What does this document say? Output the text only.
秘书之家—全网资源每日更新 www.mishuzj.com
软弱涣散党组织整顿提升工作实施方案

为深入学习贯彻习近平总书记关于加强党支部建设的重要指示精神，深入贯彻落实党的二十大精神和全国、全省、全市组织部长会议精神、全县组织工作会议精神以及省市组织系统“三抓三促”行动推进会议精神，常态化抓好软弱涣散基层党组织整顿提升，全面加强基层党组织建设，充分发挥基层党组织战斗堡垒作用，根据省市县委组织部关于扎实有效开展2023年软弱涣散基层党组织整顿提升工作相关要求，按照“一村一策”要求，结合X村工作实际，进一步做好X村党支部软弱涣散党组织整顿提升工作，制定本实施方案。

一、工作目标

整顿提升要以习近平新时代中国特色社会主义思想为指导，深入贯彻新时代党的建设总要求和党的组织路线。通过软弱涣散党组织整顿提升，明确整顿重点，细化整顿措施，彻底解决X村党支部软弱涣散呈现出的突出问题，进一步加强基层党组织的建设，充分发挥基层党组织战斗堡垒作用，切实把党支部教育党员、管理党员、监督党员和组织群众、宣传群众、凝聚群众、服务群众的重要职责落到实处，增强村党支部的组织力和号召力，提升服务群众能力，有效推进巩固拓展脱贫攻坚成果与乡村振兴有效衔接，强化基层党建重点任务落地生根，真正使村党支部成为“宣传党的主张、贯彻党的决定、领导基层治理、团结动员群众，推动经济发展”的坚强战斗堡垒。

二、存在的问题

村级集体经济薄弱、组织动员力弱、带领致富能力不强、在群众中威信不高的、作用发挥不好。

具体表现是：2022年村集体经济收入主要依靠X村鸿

::::

Write out the entries above once more, without altering anything.

What does this document say? Output the text only.
秘书之家—全网资源每日更新 www.mishuzj.com
软弱涣散党组织整顿提升工作实施方案

为深入学习贯彻习近平总书记关于加强党支部建设的重要指示精神，深入贯彻落实党的二十大精神和全国、全省、全市组织部长会议精神、全县组织工作会议精神以及省市组织系统“三抓三促”行动推进会议精神，常态化抓好软弱涣散基层党组织整顿提升，全面加强基层党组织建设，充分发挥基层党组织战斗堡垒作用，根据省市县委组织部关于扎实有效开展2023年软弱涣散基层党组织整顿提升工作相关要求，按照“一村一策”要求，结合X村工作实际，进一步做好X村党支部软弱涣散党组织整顿提升工作，制定本实施方案。

一、工作目标

整顿提升要以习近平新时代中国特色社会主义思想为指导，深入贯彻新时代党的建设总要求和党的组织路线。通过软弱涣散党组织整顿提升，明确整顿重点，细化整顿措施，彻底解决X村党支部软弱涣散呈现出的突出问题，进一步加强基层党组织的建设，充分发挥基层党组织战斗堡垒作用，切实把党支部教育党员、管理党员、监督党员和组织群众、宣传群众、凝聚群众、服务群众的重要职责落到实处，增强村党支部的组织力和号召力，提升服务群众能力，有效推进巩固拓展脱贫攻坚成果与乡村振兴有效衔接，强化基层党建重点任务落地生根，真正使村党支部成为“宣传党的主张、贯彻党的决定、领导基层治理、团结动员群众，推动经济发展”的坚强战斗堡垒。

二、存在的问题

村级集体经济薄弱、组织动员力弱、带领致富能力不强、在群众中威信不高的、作用发挥不好。

具体表现是：2022年村集体经济收入主要依靠X村鸿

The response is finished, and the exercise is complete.